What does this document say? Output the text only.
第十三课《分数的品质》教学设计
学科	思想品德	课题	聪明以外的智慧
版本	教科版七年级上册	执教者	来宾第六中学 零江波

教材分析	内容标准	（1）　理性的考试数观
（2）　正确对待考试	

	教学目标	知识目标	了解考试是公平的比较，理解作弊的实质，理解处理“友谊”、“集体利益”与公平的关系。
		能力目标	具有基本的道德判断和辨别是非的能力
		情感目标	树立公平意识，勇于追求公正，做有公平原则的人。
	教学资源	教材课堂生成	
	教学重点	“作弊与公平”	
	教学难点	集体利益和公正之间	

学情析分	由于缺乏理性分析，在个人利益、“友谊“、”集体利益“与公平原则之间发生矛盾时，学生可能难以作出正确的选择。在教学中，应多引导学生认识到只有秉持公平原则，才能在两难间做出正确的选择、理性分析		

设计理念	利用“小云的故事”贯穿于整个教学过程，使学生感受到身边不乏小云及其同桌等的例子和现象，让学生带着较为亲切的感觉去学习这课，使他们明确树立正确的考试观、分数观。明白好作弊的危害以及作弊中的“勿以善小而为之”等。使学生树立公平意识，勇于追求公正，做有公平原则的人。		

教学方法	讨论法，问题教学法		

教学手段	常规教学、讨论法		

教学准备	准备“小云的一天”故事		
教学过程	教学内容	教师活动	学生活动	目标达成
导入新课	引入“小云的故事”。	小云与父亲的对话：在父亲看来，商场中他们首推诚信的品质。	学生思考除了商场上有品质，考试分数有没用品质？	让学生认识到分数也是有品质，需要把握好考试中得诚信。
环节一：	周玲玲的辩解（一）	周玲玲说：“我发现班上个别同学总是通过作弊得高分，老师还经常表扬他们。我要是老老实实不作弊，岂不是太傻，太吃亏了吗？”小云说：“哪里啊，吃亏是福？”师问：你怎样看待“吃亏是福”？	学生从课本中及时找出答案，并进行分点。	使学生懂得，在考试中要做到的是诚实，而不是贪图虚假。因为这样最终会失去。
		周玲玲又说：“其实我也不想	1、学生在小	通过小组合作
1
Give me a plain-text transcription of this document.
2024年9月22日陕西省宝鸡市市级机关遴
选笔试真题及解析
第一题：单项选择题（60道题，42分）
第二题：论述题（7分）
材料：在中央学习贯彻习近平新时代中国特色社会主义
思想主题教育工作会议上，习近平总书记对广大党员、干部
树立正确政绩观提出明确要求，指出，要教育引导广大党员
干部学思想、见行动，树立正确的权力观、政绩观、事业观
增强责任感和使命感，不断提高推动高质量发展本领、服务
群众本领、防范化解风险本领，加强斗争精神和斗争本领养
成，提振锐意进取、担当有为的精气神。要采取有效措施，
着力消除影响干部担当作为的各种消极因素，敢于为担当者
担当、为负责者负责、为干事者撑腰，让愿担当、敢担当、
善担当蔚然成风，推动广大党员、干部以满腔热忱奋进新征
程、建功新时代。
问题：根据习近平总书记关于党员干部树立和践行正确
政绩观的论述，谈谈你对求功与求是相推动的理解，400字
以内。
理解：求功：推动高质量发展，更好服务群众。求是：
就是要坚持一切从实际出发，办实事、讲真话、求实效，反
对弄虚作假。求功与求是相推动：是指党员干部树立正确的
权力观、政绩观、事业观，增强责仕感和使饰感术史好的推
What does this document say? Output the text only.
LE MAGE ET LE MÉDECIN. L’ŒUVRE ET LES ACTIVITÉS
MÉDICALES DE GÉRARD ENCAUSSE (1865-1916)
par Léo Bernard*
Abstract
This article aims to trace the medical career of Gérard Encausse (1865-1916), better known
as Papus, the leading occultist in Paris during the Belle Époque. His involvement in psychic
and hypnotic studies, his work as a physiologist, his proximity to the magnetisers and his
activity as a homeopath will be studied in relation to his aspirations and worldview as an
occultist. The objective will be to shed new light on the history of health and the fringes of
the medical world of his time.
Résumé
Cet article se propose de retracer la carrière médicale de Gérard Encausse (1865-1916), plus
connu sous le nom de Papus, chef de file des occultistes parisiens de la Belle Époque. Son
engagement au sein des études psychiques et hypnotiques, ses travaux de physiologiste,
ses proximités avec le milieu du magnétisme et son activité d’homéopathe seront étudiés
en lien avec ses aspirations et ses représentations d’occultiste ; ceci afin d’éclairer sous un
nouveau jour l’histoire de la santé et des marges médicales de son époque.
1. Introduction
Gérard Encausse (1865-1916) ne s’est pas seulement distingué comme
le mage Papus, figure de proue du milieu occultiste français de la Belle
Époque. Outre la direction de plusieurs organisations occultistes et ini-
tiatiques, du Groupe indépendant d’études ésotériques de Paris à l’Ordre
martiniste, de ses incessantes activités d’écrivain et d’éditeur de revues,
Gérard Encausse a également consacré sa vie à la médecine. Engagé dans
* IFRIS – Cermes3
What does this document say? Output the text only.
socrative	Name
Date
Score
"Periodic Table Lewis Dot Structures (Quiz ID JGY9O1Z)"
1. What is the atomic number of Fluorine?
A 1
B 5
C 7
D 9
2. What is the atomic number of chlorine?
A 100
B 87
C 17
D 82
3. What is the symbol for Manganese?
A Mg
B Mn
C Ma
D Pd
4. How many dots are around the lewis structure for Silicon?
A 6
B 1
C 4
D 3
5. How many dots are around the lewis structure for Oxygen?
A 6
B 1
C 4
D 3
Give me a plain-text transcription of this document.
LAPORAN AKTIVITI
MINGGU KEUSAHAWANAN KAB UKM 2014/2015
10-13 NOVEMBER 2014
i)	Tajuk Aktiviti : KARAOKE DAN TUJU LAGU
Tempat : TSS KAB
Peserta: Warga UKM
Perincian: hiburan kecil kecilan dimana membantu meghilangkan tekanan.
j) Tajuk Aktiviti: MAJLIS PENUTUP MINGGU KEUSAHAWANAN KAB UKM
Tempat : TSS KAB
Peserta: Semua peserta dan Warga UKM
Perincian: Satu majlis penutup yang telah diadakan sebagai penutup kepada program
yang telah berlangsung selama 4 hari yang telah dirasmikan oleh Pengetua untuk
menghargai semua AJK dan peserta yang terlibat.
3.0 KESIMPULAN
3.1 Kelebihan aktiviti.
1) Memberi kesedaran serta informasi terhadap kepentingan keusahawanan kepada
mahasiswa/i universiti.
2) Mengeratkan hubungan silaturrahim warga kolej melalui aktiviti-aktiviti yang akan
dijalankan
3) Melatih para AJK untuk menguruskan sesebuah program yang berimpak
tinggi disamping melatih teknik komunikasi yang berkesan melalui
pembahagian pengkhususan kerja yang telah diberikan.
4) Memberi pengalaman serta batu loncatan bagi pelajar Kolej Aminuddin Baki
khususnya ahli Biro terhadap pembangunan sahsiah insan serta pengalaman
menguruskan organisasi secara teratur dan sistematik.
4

TASK REQUIREMENTS: Gather all lines with the string "Tajuk" from the data.

TASK OUTPUT:
i)	Tajuk Aktiviti : KARAOKE DAN TUJU LAGU
j) Tajuk Aktiviti: MAJLIS PENUTUP MINGGU KEUSAHAWANAN KAB UKM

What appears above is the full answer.